What you will do: Go through the listing beneath this task and return every line that carries the string "Display".

The records:
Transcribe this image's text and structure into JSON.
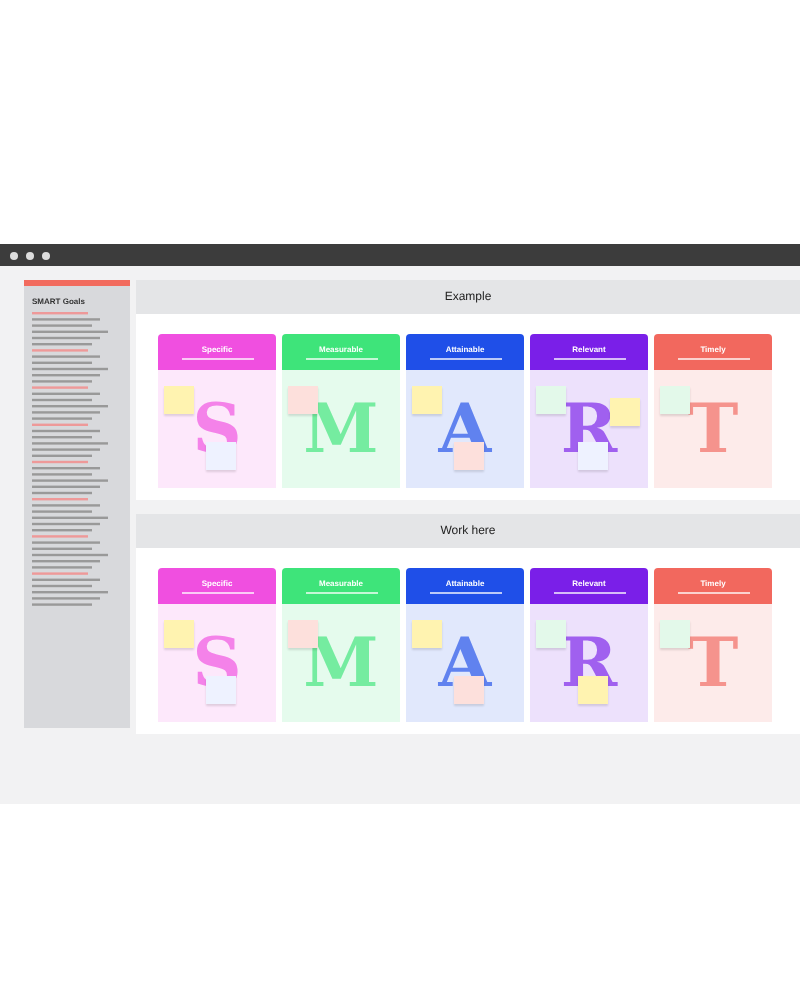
{
  "sidebar": {
    "title": "SMART Goals"
  },
  "sections": [
    {
      "title": "Example",
      "columns": [
        {
          "title": "Specific",
          "letter": "S",
          "color": "#f04fe0",
          "notes": [
            {
              "color": "#fff3b0"
            },
            {
              "color": "#eef2ff"
            }
          ]
        },
        {
          "title": "Measurable",
          "letter": "M",
          "color": "#3ee47a",
          "notes": [
            {
              "color": "#fde0dc"
            }
          ]
        },
        {
          "title": "Attainable",
          "letter": "A",
          "color": "#1f4fe8",
          "notes": [
            {
              "color": "#fff3b0"
            },
            {
              "color": "#fde0dc"
            }
          ]
        },
        {
          "title": "Relevant",
          "letter": "R",
          "color": "#7a1fe8",
          "notes": [
            {
              "color": "#e3f9ea"
            },
            {
              "color": "#eef2ff"
            },
            {
              "color": "#fff3b0"
            }
          ]
        },
        {
          "title": "Timely",
          "letter": "T",
          "color": "#f2685e",
          "notes": [
            {
              "color": "#e3f9ea"
            }
          ]
        }
      ]
    },
    {
      "title": "Work here",
      "columns": [
        {
          "title": "Specific",
          "letter": "S",
          "color": "#f04fe0",
          "notes": [
            {
              "color": "#fff3b0"
            },
            {
              "color": "#eef2ff"
            }
          ]
        },
        {
          "title": "Measurable",
          "letter": "M",
          "color": "#3ee47a",
          "notes": [
            {
              "color": "#fde0dc"
            }
          ]
        },
        {
          "title": "Attainable",
          "letter": "A",
          "color": "#1f4fe8",
          "notes": [
            {
              "color": "#fff3b0"
            },
            {
              "color": "#fde0dc"
            }
          ]
        },
        {
          "title": "Relevant",
          "letter": "R",
          "color": "#7a1fe8",
          "notes": [
            {
              "color": "#e3f9ea"
            },
            {
              "color": "#fff3b0"
            }
          ]
        },
        {
          "title": "Timely",
          "letter": "T",
          "color": "#f2685e",
          "notes": [
            {
              "color": "#e3f9ea"
            }
          ]
        }
      ]
    }
  ]
}
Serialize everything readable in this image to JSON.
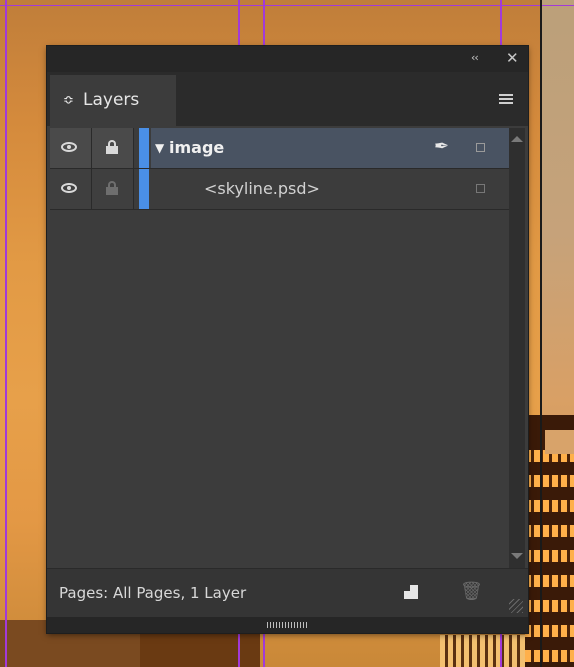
{
  "panel": {
    "collapse_glyph": "‹‹",
    "close_glyph": "✕",
    "tab": {
      "icon_glyph": "≎",
      "label": "Layers"
    },
    "menu_icon": "panel-menu-icon"
  },
  "layers": [
    {
      "name": "image",
      "visible": true,
      "locked": true,
      "color": "#4a8fe6",
      "expanded": true,
      "selected": true
    },
    {
      "name": "<skyline.psd>",
      "visible": true,
      "locked": false,
      "color": "#4a8fe6",
      "child": true
    }
  ],
  "footer": {
    "status": "Pages: All Pages, 1 Layer",
    "new_layer_icon": "new-layer-icon",
    "delete_icon": "trash-icon"
  },
  "colors": {
    "panel_bg": "#3c3c3c",
    "selected_row": "#495362",
    "layer_color": "#4a8fe6",
    "guide": "#a23ad9"
  }
}
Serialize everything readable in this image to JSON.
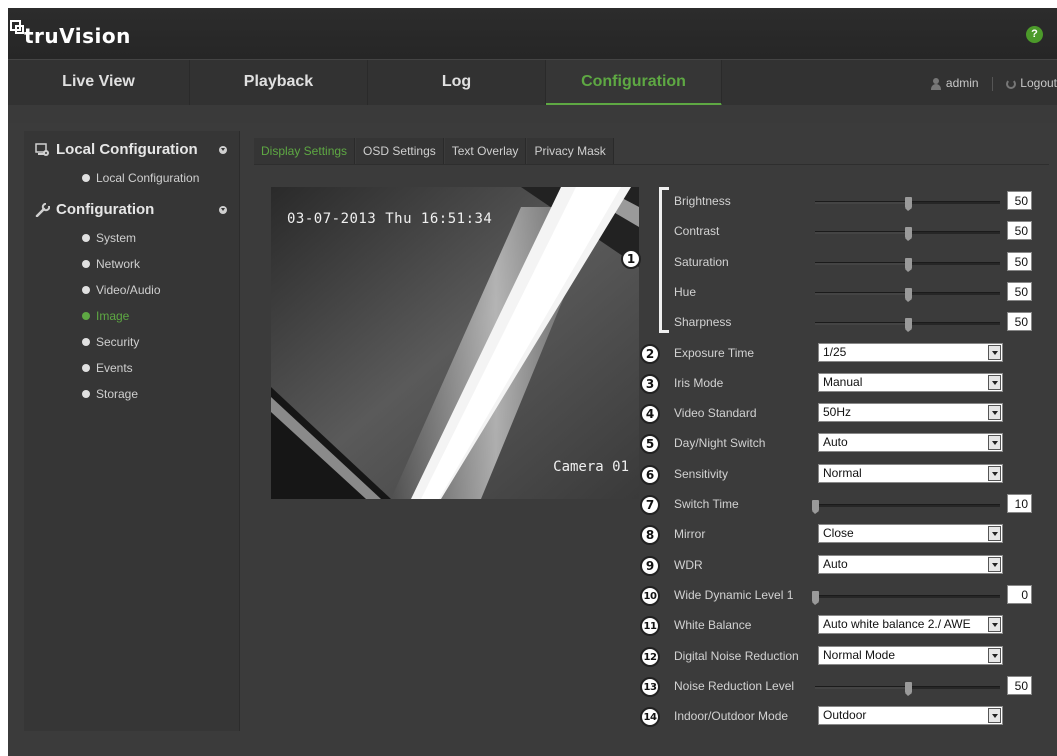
{
  "app": {
    "logo": "truVision",
    "help_icon": "help-icon",
    "accent_color": "#5ea843"
  },
  "nav": {
    "tabs": [
      "Live View",
      "Playback",
      "Log",
      "Configuration"
    ],
    "active": "Configuration",
    "user": "admin",
    "logout": "Logout"
  },
  "sidebar": {
    "local_header": "Local Configuration",
    "local_items": [
      "Local Configuration"
    ],
    "config_header": "Configuration",
    "config_items": [
      "System",
      "Network",
      "Video/Audio",
      "Image",
      "Security",
      "Events",
      "Storage"
    ],
    "active_item": "Image"
  },
  "subtabs": [
    "Display Settings",
    "OSD Settings",
    "Text Overlay",
    "Privacy Mask"
  ],
  "active_subtab": "Display Settings",
  "video": {
    "timestamp": "03-07-2013 Thu 16:51:34",
    "camera_label": "Camera 01"
  },
  "image_group_badge": "1",
  "settings": [
    {
      "label": "Brightness",
      "type": "slider",
      "value": "50",
      "level": 0.5
    },
    {
      "label": "Contrast",
      "type": "slider",
      "value": "50",
      "level": 0.5
    },
    {
      "label": "Saturation",
      "type": "slider",
      "value": "50",
      "level": 0.5
    },
    {
      "label": "Hue",
      "type": "slider",
      "value": "50",
      "level": 0.5
    },
    {
      "label": "Sharpness",
      "type": "slider",
      "value": "50",
      "level": 0.5
    },
    {
      "badge": "2",
      "label": "Exposure Time",
      "type": "select",
      "value": "1/25"
    },
    {
      "badge": "3",
      "label": "Iris Mode",
      "type": "select",
      "value": "Manual"
    },
    {
      "badge": "4",
      "label": "Video Standard",
      "type": "select",
      "value": "50Hz"
    },
    {
      "badge": "5",
      "label": "Day/Night Switch",
      "type": "select",
      "value": "Auto"
    },
    {
      "badge": "6",
      "label": "Sensitivity",
      "type": "select",
      "value": "Normal"
    },
    {
      "badge": "7",
      "label": "Switch Time",
      "type": "slider",
      "value": "10",
      "level": 0.0
    },
    {
      "badge": "8",
      "label": "Mirror",
      "type": "select",
      "value": "Close"
    },
    {
      "badge": "9",
      "label": "WDR",
      "type": "select",
      "value": "Auto"
    },
    {
      "badge": "10",
      "label": "Wide Dynamic Level 1",
      "type": "slider",
      "value": "0",
      "level": 0.0
    },
    {
      "badge": "11",
      "label": "White Balance",
      "type": "select",
      "value": "Auto white balance 2./ AWE"
    },
    {
      "badge": "12",
      "label": "Digital Noise Reduction",
      "type": "select",
      "value": "Normal Mode"
    },
    {
      "badge": "13",
      "label": "Noise Reduction Level",
      "type": "slider",
      "value": "50",
      "level": 0.5
    },
    {
      "badge": "14",
      "label": "Indoor/Outdoor Mode",
      "type": "select",
      "value": "Outdoor"
    }
  ]
}
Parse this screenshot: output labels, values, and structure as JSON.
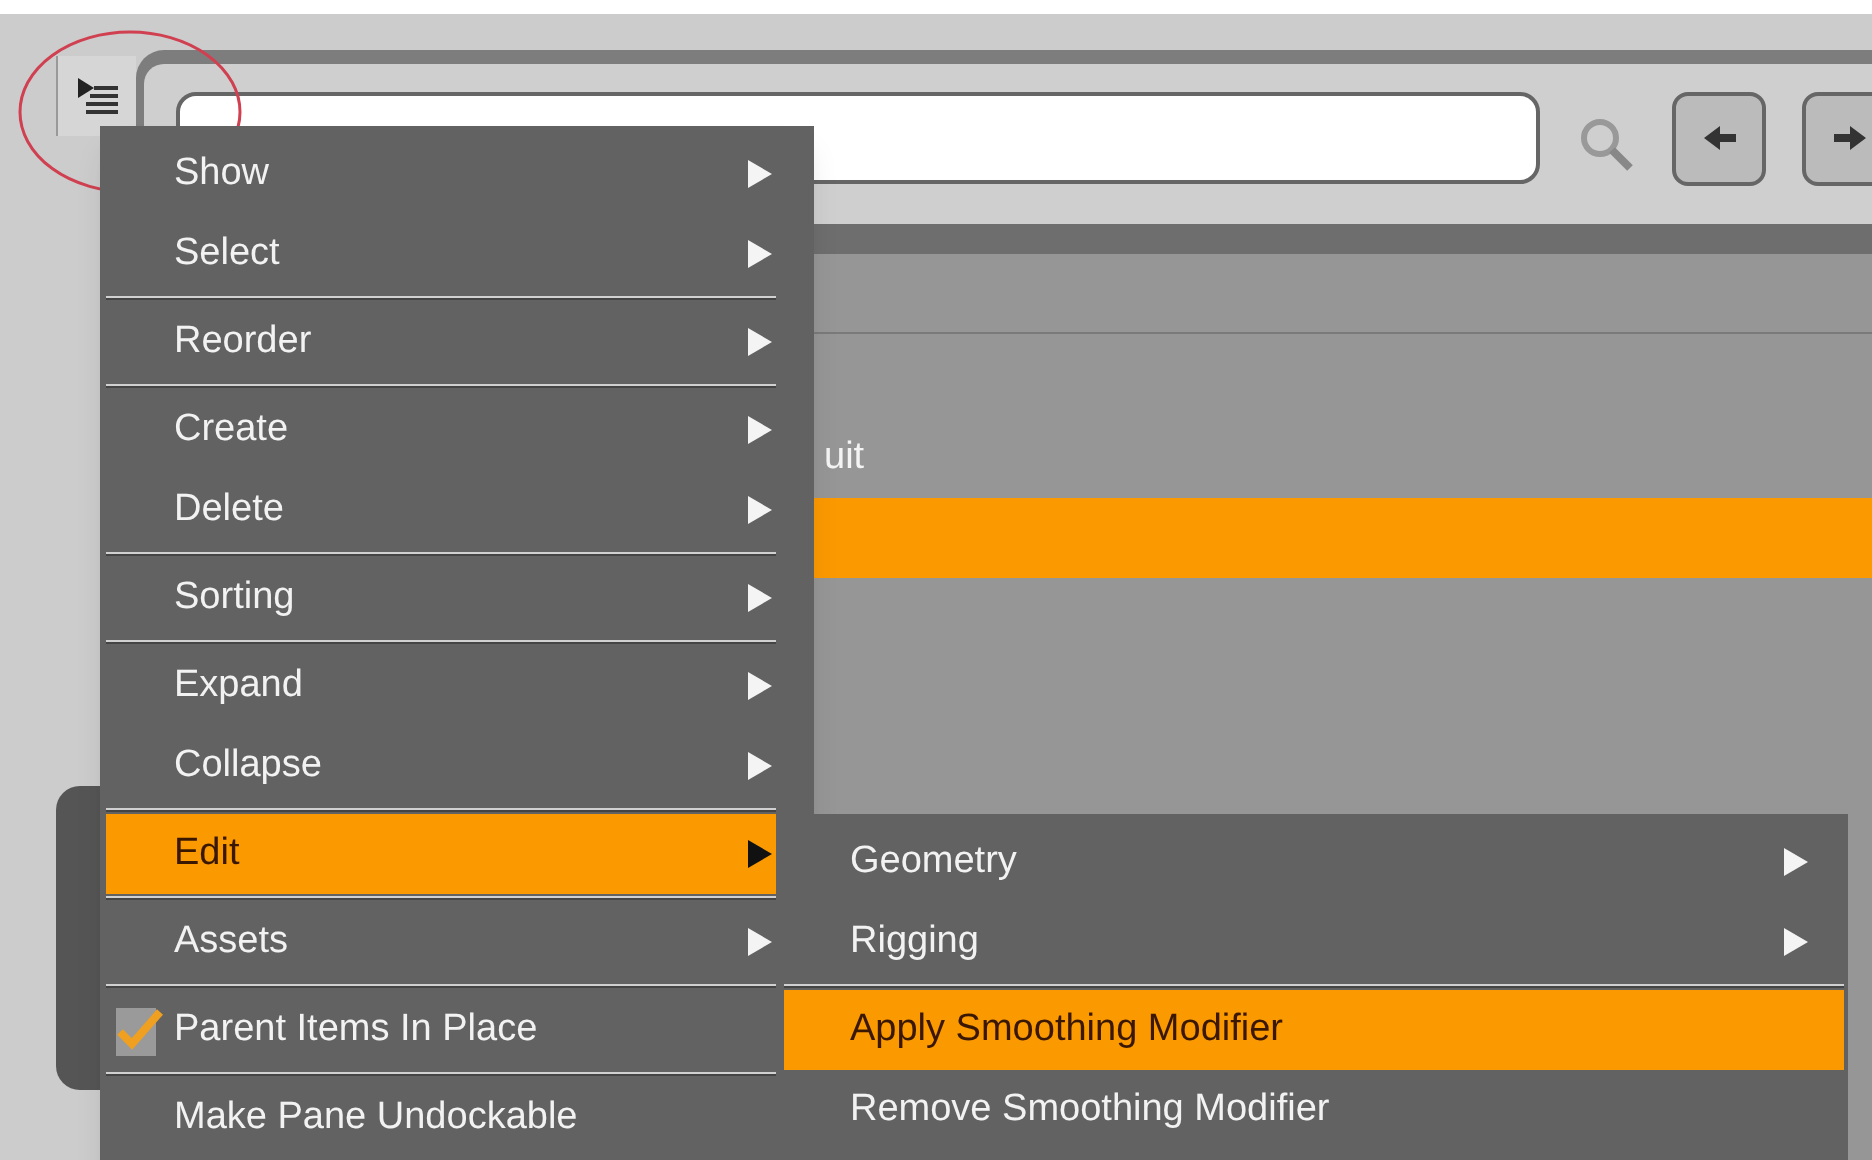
{
  "tree": {
    "rows": [
      {
        "text": "uit",
        "selected": false
      },
      {
        "selected": true
      }
    ]
  },
  "context_menu": {
    "items": [
      {
        "label": "Show",
        "kind": "submenu",
        "selected": false,
        "separator_before": false
      },
      {
        "label": "Select",
        "kind": "submenu",
        "selected": false,
        "separator_before": false
      },
      {
        "label": "Reorder",
        "kind": "submenu",
        "selected": false,
        "separator_before": true
      },
      {
        "label": "Create",
        "kind": "submenu",
        "selected": false,
        "separator_before": true
      },
      {
        "label": "Delete",
        "kind": "submenu",
        "selected": false,
        "separator_before": false
      },
      {
        "label": "Sorting",
        "kind": "submenu",
        "selected": false,
        "separator_before": true
      },
      {
        "label": "Expand",
        "kind": "submenu",
        "selected": false,
        "separator_before": true
      },
      {
        "label": "Collapse",
        "kind": "submenu",
        "selected": false,
        "separator_before": false
      },
      {
        "label": "Edit",
        "kind": "submenu",
        "selected": true,
        "separator_before": true
      },
      {
        "label": "Assets",
        "kind": "submenu",
        "selected": false,
        "separator_before": true
      },
      {
        "label": "Parent Items In Place",
        "kind": "check",
        "checked": true,
        "selected": false,
        "separator_before": true
      },
      {
        "label": "Make Pane Undockable",
        "kind": "action",
        "selected": false,
        "separator_before": true
      }
    ]
  },
  "submenu": {
    "items": [
      {
        "label": "Geometry",
        "kind": "submenu",
        "selected": false,
        "separator_before": false
      },
      {
        "label": "Rigging",
        "kind": "submenu",
        "selected": false,
        "separator_before": false
      },
      {
        "label": "Apply Smoothing Modifier",
        "kind": "action",
        "selected": true,
        "separator_before": true
      },
      {
        "label": "Remove Smoothing Modifier",
        "kind": "action",
        "selected": false,
        "separator_before": false
      }
    ]
  }
}
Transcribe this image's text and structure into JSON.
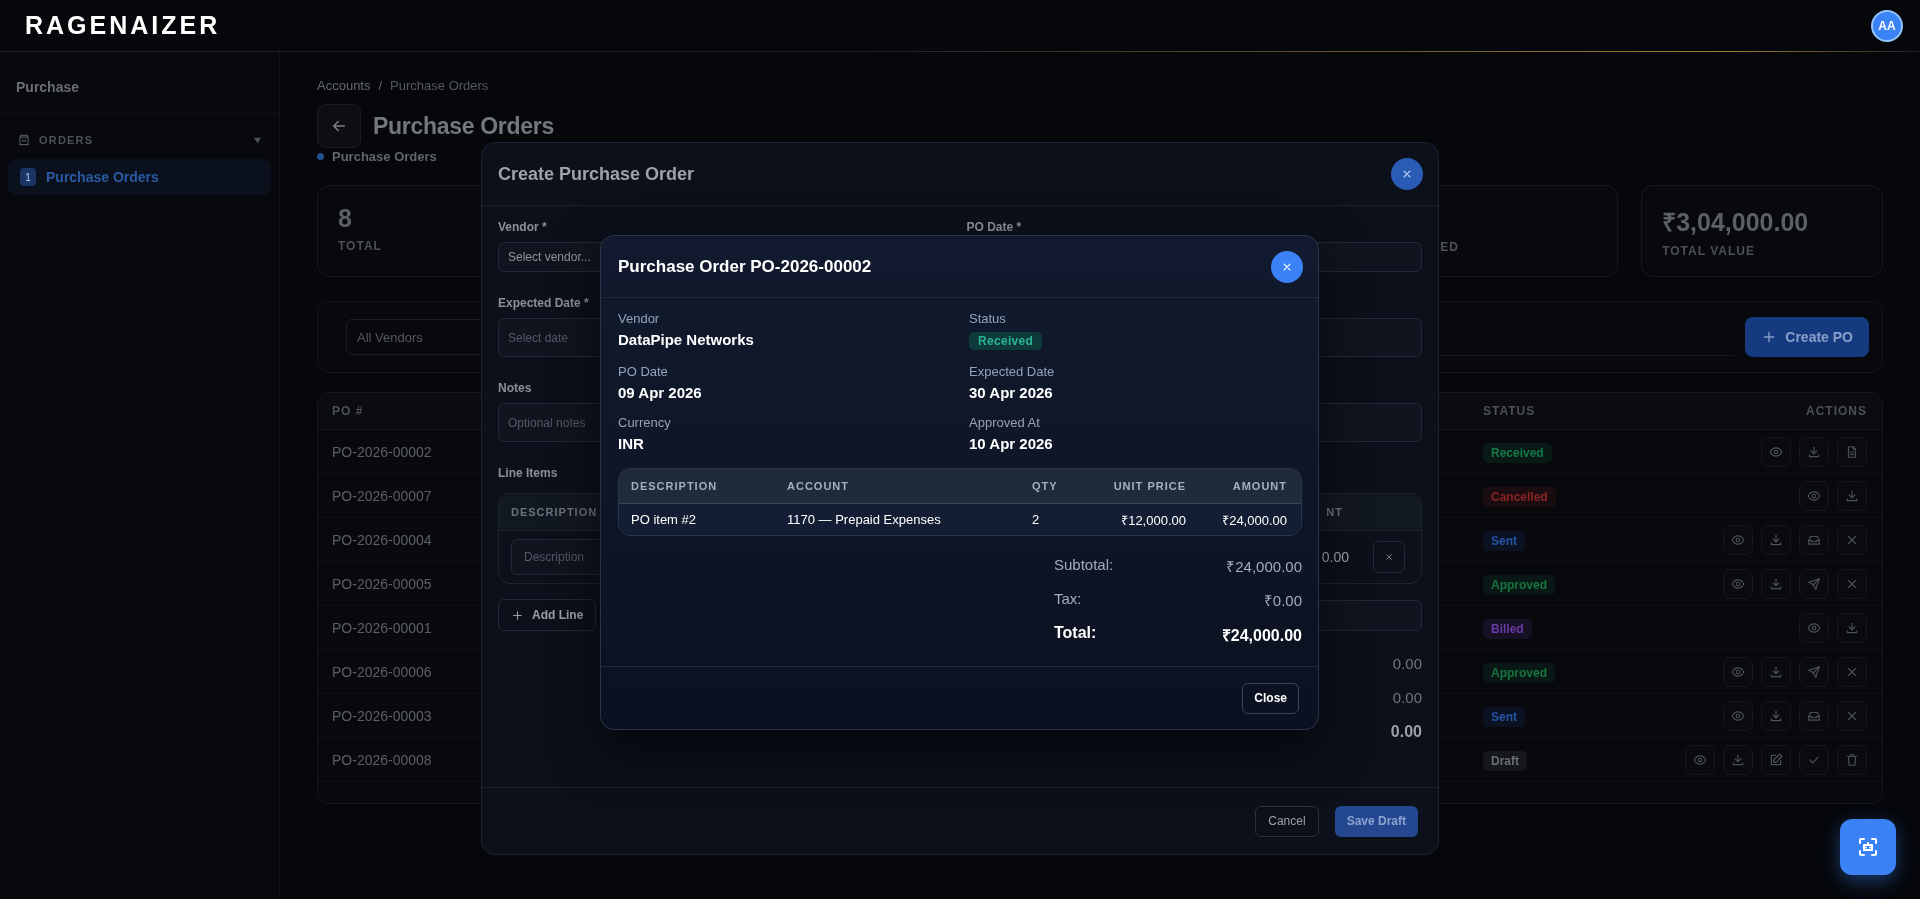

Result:
    "Display Settings",
  "active_subtab": "Display Settings",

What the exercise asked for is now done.